[Dataset items]

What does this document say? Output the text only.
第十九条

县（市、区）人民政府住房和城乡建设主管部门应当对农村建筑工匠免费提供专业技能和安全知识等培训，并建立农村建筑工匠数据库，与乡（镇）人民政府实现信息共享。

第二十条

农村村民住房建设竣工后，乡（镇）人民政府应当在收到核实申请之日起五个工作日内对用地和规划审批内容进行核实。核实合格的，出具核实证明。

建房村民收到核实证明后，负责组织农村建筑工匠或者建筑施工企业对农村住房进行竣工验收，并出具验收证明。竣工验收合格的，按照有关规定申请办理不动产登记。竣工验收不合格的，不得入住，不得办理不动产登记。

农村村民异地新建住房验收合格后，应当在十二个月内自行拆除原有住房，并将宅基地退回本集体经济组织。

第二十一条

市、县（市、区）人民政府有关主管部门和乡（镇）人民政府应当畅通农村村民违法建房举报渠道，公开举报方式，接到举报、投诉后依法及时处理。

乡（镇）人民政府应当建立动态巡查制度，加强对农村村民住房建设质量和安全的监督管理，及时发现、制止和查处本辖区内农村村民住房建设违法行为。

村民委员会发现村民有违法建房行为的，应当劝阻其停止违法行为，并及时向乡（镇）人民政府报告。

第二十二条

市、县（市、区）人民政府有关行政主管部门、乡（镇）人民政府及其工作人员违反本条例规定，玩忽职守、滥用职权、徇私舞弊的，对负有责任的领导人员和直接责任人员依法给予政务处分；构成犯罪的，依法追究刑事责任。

**Short problem**
Repeat the material above exactly.

**Completed exercise**
What does this document say? Output the text only.
第十九条

县（市、区）人民政府住房和城乡建设主管部门应当对农村建筑工匠免费提供专业技能和安全知识等培训，并建立农村建筑工匠数据库，与乡（镇）人民政府实现信息共享。

第二十条

农村村民住房建设竣工后，乡（镇）人民政府应当在收到核实申请之日起五个工作日内对用地和规划审批内容进行核实。核实合格的，出具核实证明。

建房村民收到核实证明后，负责组织农村建筑工匠或者建筑施工企业对农村住房进行竣工验收，并出具验收证明。竣工验收合格的，按照有关规定申请办理不动产登记。竣工验收不合格的，不得入住，不得办理不动产登记。

农村村民异地新建住房验收合格后，应当在十二个月内自行拆除原有住房，并将宅基地退回本集体经济组织。

第二十一条

市、县（市、区）人民政府有关主管部门和乡（镇）人民政府应当畅通农村村民违法建房举报渠道，公开举报方式，接到举报、投诉后依法及时处理。

乡（镇）人民政府应当建立动态巡查制度，加强对农村村民住房建设质量和安全的监督管理，及时发现、制止和查处本辖区内农村村民住房建设违法行为。

村民委员会发现村民有违法建房行为的，应当劝阻其停止违法行为，并及时向乡（镇）人民政府报告。

第二十二条

市、县（市、区）人民政府有关行政主管部门、乡（镇）人民政府及其工作人员违反本条例规定，玩忽职守、滥用职权、徇私舞弊的，对负有责任的领导人员和直接责任人员依法给予政务处分；构成犯罪的，依法追究刑事责任。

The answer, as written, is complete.